# Service calculations help..



## michigan sparky (Jun 23, 2010)

Would 220.60- noncoincidental loads apply for the 2 garbage disposals and 2 overhead doors?


----------



## wildleg (Apr 12, 2009)

not likely. a noncoincident load would be something like a heating/cooling unit that could only heat or cool, but not both at the same time.


----------



## michigan sparky (Jun 23, 2010)

thinking back your 100% right..almost word for word from my teacher..thanks!


----------



## michigan sparky (Jun 23, 2010)

any advice on calculating the other loads?


----------



## MikePEC (Jun 23, 2012)

Around here you would need stamed engineered drawings for that


----------



## michigan sparky (Jun 23, 2010)

MikePEC said:


> Around here you would need stamed engineered drawings for that


I submitted all my info, loads and existing service to an engineer, hoping to get the stamp. I guess I'm trying to do it on my own, just to see if it will be possible. Thanks!


----------



## N PHILLY KID (Mar 26, 2008)

*service calculation help*

the appliances dispossal fans ect are determined by the name plate ratingof the appliance not the breaker size . 20 amp recept. circuits would be 1500 va each water heater would be the wattage of the heater . Also keep in mind article 422appliances requires 125 % increase in branch circuit capacity, this would apply to all appliance loads but not the 20 recept. load .


----------

▸ **Listings of regions and labels**
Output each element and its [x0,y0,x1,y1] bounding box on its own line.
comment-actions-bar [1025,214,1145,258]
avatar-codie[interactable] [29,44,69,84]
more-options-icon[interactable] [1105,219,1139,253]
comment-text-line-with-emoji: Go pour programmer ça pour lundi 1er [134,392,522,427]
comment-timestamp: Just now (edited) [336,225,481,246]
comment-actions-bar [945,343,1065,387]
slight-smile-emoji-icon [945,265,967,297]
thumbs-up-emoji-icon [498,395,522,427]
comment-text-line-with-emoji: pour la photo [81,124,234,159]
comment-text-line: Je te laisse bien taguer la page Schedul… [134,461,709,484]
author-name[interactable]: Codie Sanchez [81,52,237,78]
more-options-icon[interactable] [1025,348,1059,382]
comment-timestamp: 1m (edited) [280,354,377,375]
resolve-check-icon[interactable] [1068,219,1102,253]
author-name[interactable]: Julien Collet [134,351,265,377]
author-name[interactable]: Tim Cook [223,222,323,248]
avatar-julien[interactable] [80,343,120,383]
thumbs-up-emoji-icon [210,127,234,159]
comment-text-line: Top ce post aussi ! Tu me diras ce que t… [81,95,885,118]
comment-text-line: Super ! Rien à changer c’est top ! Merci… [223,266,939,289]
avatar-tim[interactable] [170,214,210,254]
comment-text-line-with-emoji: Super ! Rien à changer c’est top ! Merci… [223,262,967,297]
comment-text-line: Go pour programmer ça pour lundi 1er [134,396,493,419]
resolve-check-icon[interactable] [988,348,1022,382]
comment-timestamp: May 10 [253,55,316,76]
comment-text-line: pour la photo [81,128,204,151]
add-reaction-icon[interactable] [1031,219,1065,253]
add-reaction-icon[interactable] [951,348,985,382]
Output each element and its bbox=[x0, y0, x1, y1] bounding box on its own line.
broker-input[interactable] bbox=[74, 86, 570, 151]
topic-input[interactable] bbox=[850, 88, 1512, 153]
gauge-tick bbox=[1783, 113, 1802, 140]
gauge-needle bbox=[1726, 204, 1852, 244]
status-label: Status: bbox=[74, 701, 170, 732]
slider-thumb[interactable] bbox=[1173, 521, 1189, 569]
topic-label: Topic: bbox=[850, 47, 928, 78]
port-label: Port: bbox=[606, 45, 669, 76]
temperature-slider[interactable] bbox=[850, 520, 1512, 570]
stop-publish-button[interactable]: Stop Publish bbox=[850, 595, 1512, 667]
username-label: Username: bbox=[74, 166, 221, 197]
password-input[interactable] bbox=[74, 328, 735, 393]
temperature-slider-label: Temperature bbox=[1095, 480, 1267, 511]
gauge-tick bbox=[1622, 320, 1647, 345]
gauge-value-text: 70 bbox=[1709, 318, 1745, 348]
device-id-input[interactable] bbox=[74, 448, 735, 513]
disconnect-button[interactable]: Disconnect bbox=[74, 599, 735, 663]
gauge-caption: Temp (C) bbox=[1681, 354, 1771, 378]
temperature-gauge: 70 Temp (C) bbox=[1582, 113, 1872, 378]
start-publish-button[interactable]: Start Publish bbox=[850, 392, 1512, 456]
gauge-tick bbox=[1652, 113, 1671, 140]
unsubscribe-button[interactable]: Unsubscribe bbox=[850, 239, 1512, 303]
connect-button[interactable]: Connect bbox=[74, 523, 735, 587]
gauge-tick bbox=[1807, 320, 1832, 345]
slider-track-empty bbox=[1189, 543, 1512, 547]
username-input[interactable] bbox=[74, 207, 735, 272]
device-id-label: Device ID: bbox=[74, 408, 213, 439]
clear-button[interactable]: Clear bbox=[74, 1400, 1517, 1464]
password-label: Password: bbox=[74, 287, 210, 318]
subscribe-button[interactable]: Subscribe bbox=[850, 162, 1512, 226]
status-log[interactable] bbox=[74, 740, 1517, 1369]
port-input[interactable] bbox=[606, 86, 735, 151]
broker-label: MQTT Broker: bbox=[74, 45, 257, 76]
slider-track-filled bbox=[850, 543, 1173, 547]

▸ **Given request 1**
How would you put this sentence from the service calculations thread into Spanish: "I submitted all my info, loads and existing service to an engineer, hoping to get the stamp."
▸ **Given request 2**
Can you turn the paragraph in the service calculations thread that begins "the appliances dispossal fans" into a short list that keeps its main facts?

▸ **Full response 1**
Envié toda mi información, las cargas y el servicio existente a un ingeniero, con la esperanza de obtener el sello.

▸ **Full response 2**
- Appliance loads such as disposals and fans are based on the appliance's nameplate rating, not the breaker size.
- Each 20-amp receptacle circuit counts as 1500 VA.
- A water heater counts at its wattage.
- Article 422 requires a 125% increase in branch-circuit capacity for all appliance loads. This does not apply to the 20-amp receptacle load.